**To be done**
Give back the whole listing exactly as shown.
[Begin Data to use]
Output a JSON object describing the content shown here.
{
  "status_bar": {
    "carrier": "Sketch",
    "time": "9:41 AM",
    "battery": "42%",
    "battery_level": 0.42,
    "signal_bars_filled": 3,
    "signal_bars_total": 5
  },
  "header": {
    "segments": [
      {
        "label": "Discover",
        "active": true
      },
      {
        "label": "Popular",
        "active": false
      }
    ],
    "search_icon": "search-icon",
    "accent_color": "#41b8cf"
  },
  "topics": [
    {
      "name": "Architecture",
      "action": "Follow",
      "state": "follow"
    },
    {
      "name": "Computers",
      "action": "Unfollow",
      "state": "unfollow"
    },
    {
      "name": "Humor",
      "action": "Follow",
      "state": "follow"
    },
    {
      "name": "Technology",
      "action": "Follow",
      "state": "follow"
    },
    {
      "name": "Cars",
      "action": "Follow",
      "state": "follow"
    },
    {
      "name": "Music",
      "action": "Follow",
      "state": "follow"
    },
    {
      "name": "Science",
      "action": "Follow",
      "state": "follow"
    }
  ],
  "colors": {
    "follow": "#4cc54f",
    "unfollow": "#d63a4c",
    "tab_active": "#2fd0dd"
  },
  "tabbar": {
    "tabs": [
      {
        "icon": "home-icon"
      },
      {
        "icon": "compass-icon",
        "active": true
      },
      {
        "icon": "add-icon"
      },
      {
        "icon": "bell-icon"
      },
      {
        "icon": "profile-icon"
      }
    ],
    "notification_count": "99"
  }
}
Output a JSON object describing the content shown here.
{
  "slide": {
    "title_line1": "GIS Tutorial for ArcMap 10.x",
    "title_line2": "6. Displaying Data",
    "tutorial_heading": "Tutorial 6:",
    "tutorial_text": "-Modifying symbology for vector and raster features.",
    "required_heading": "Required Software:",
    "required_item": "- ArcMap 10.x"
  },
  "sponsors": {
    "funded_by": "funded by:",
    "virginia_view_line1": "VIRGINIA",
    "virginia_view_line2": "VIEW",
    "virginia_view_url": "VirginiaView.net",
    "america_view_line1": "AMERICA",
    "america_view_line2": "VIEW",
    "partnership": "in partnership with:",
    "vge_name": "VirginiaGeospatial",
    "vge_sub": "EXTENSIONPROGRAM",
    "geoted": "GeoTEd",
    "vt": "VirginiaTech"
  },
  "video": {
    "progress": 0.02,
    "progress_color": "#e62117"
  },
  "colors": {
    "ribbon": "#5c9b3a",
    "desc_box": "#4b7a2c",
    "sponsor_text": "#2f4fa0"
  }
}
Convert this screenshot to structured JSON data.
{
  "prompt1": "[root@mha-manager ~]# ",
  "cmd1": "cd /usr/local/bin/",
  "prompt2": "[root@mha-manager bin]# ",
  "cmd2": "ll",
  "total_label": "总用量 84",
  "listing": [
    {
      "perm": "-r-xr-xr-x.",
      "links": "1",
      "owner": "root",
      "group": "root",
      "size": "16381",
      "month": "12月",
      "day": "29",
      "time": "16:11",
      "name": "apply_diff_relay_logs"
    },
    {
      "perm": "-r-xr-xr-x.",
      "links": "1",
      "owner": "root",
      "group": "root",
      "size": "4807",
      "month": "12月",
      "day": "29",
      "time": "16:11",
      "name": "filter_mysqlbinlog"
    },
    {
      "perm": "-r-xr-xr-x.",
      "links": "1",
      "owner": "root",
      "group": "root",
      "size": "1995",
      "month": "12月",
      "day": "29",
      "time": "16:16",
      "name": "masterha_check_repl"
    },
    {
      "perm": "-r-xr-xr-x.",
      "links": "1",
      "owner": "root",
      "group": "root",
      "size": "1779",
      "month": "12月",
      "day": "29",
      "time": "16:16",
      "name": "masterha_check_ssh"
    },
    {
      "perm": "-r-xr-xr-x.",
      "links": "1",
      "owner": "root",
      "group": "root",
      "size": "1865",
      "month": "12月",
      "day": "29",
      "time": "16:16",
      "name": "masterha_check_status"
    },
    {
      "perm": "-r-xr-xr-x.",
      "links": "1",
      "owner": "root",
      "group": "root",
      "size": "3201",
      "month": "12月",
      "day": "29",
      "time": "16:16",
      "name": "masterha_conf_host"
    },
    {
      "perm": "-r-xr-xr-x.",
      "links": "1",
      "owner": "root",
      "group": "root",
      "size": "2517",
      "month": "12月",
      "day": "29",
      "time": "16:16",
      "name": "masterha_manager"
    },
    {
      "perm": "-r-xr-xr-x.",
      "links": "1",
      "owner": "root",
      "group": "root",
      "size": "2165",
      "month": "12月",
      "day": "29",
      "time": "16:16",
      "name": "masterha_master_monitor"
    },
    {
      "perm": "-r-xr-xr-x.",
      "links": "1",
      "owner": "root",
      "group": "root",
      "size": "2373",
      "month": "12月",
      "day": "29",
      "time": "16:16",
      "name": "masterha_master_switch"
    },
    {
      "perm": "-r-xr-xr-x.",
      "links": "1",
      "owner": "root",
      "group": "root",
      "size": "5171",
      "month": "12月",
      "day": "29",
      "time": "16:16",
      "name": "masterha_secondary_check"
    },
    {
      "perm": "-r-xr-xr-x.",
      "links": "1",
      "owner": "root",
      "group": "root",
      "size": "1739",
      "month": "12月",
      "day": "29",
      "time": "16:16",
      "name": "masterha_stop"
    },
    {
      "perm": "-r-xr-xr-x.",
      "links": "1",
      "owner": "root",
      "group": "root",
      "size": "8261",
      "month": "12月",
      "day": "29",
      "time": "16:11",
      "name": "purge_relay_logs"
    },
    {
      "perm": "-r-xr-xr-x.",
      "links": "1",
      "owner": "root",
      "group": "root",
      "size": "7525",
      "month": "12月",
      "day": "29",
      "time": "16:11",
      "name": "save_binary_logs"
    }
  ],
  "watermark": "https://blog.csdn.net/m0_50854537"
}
[End Data to use]
**Solution**
Output a JSON object describing the content shown here.
{
  "status_bar": {
    "carrier": "Sketch",
    "time": "9:41 AM",
    "battery": "42%",
    "battery_level": 0.42,
    "signal_bars_filled": 3,
    "signal_bars_total": 5
  },
  "header": {
    "segments": [
      {
        "label": "Discover",
        "active": true
      },
      {
        "label": "Popular",
        "active": false
      }
    ],
    "search_icon": "search-icon",
    "accent_color": "#41b8cf"
  },
  "topics": [
    {
      "name": "Architecture",
      "action": "Follow",
      "state": "follow"
    },
    {
      "name": "Computers",
      "action": "Unfollow",
      "state": "unfollow"
    },
    {
      "name": "Humor",
      "action": "Follow",
      "state": "follow"
    },
    {
      "name": "Technology",
      "action": "Follow",
      "state": "follow"
    },
    {
      "name": "Cars",
      "action": "Follow",
      "state": "follow"
    },
    {
      "name": "Music",
      "action": "Follow",
      "state": "follow"
    },
    {
      "name": "Science",
      "action": "Follow",
      "state": "follow"
    }
  ],
  "colors": {
    "follow": "#4cc54f",
    "unfollow": "#d63a4c",
    "tab_active": "#2fd0dd"
  },
  "tabbar": {
    "tabs": [
      {
        "icon": "home-icon"
      },
      {
        "icon": "compass-icon",
        "active": true
      },
      {
        "icon": "add-icon"
      },
      {
        "icon": "bell-icon"
      },
      {
        "icon": "profile-icon"
      }
    ],
    "notification_count": "99"
  }
}
Output a JSON object describing the content shown here.
{
  "slide": {
    "title_line1": "GIS Tutorial for ArcMap 10.x",
    "title_line2": "6. Displaying Data",
    "tutorial_heading": "Tutorial 6:",
    "tutorial_text": "-Modifying symbology for vector and raster features.",
    "required_heading": "Required Software:",
    "required_item": "- ArcMap 10.x"
  },
  "sponsors": {
    "funded_by": "funded by:",
    "virginia_view_line1": "VIRGINIA",
    "virginia_view_line2": "VIEW",
    "virginia_view_url": "VirginiaView.net",
    "america_view_line1": "AMERICA",
    "america_view_line2": "VIEW",
    "partnership": "in partnership with:",
    "vge_name": "VirginiaGeospatial",
    "vge_sub": "EXTENSIONPROGRAM",
    "geoted": "GeoTEd",
    "vt": "VirginiaTech"
  },
  "video": {
    "progress": 0.02,
    "progress_color": "#e62117"
  },
  "colors": {
    "ribbon": "#5c9b3a",
    "desc_box": "#4b7a2c",
    "sponsor_text": "#2f4fa0"
  }
}
Convert this screenshot to structured JSON data.
{
  "prompt1": "[root@mha-manager ~]# ",
  "cmd1": "cd /usr/local/bin/",
  "prompt2": "[root@mha-manager bin]# ",
  "cmd2": "ll",
  "total_label": "总用量 84",
  "listing": [
    {
      "perm": "-r-xr-xr-x.",
      "links": "1",
      "owner": "root",
      "group": "root",
      "size": "16381",
      "month": "12月",
      "day": "29",
      "time": "16:11",
      "name": "apply_diff_relay_logs"
    },
    {
      "perm": "-r-xr-xr-x.",
      "links": "1",
      "owner": "root",
      "group": "root",
      "size": "4807",
      "month": "12月",
      "day": "29",
      "time": "16:11",
      "name": "filter_mysqlbinlog"
    },
    {
      "perm": "-r-xr-xr-x.",
      "links": "1",
      "owner": "root",
      "group": "root",
      "size": "1995",
      "month": "12月",
      "day": "29",
      "time": "16:16",
      "name": "masterha_check_repl"
    },
    {
      "perm": "-r-xr-xr-x.",
      "links": "1",
      "owner": "root",
      "group": "root",
      "size": "1779",
      "month": "12月",
      "day": "29",
      "time": "16:16",
      "name": "masterha_check_ssh"
    },
    {
      "perm": "-r-xr-xr-x.",
      "links": "1",
      "owner": "root",
      "group": "root",
      "size": "1865",
      "month": "12月",
      "day": "29",
      "time": "16:16",
      "name": "masterha_check_status"
    },
    {
      "perm": "-r-xr-xr-x.",
      "links": "1",
      "owner": "root",
      "group": "root",
      "size": "3201",
      "month": "12月",
      "day": "29",
      "time": "16:16",
      "name": "masterha_conf_host"
    },
    {
      "perm": "-r-xr-xr-x.",
      "links": "1",
      "owner": "root",
      "group": "root",
      "size": "2517",
      "month": "12月",
      "day": "29",
      "time": "16:16",
      "name": "masterha_manager"
    },
    {
      "perm": "-r-xr-xr-x.",
      "links": "1",
      "owner": "root",
      "group": "root",
      "size": "2165",
      "month": "12月",
      "day": "29",
      "time": "16:16",
      "name": "masterha_master_monitor"
    },
    {
      "perm": "-r-xr-xr-x.",
      "links": "1",
      "owner": "root",
      "group": "root",
      "size": "2373",
      "month": "12月",
      "day": "29",
      "time": "16:16",
      "name": "masterha_master_switch"
    },
    {
      "perm": "-r-xr-xr-x.",
      "links": "1",
      "owner": "root",
      "group": "root",
      "size": "5171",
      "month": "12月",
      "day": "29",
      "time": "16:16",
      "name": "masterha_secondary_check"
    },
    {
      "perm": "-r-xr-xr-x.",
      "links": "1",
      "owner": "root",
      "group": "root",
      "size": "1739",
      "month": "12月",
      "day": "29",
      "time": "16:16",
      "name": "masterha_stop"
    },
    {
      "perm": "-r-xr-xr-x.",
      "links": "1",
      "owner": "root",
      "group": "root",
      "size": "8261",
      "month": "12月",
      "day": "29",
      "time": "16:11",
      "name": "purge_relay_logs"
    },
    {
      "perm": "-r-xr-xr-x.",
      "links": "1",
      "owner": "root",
      "group": "root",
      "size": "7525",
      "month": "12月",
      "day": "29",
      "time": "16:11",
      "name": "save_binary_logs"
    }
  ],
  "watermark": "https://blog.csdn.net/m0_50854537"
}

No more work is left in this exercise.